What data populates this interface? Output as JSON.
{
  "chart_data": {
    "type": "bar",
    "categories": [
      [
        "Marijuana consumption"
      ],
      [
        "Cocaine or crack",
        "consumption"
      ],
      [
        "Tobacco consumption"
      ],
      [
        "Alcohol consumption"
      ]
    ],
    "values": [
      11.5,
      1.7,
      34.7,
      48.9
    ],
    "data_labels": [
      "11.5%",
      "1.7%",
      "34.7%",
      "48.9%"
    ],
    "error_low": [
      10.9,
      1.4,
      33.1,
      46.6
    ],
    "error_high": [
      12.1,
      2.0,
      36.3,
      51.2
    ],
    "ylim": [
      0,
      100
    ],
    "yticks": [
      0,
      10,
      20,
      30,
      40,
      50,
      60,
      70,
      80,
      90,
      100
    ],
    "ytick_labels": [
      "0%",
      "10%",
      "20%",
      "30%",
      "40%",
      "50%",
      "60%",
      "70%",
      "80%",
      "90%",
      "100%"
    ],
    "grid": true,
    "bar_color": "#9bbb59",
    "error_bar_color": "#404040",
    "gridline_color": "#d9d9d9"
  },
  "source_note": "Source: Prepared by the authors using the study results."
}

:: EXERCISE GOAL ::
Each record must be repeated exactly as it is.

:: ANSWER TO THIS EXERCISE ::
What data populates this interface? Output as JSON.
{
  "chart_data": {
    "type": "bar",
    "categories": [
      [
        "Marijuana consumption"
      ],
      [
        "Cocaine or crack",
        "consumption"
      ],
      [
        "Tobacco consumption"
      ],
      [
        "Alcohol consumption"
      ]
    ],
    "values": [
      11.5,
      1.7,
      34.7,
      48.9
    ],
    "data_labels": [
      "11.5%",
      "1.7%",
      "34.7%",
      "48.9%"
    ],
    "error_low": [
      10.9,
      1.4,
      33.1,
      46.6
    ],
    "error_high": [
      12.1,
      2.0,
      36.3,
      51.2
    ],
    "ylim": [
      0,
      100
    ],
    "yticks": [
      0,
      10,
      20,
      30,
      40,
      50,
      60,
      70,
      80,
      90,
      100
    ],
    "ytick_labels": [
      "0%",
      "10%",
      "20%",
      "30%",
      "40%",
      "50%",
      "60%",
      "70%",
      "80%",
      "90%",
      "100%"
    ],
    "grid": true,
    "bar_color": "#9bbb59",
    "error_bar_color": "#404040",
    "gridline_color": "#d9d9d9"
  },
  "source_note": "Source: Prepared by the authors using the study results."
}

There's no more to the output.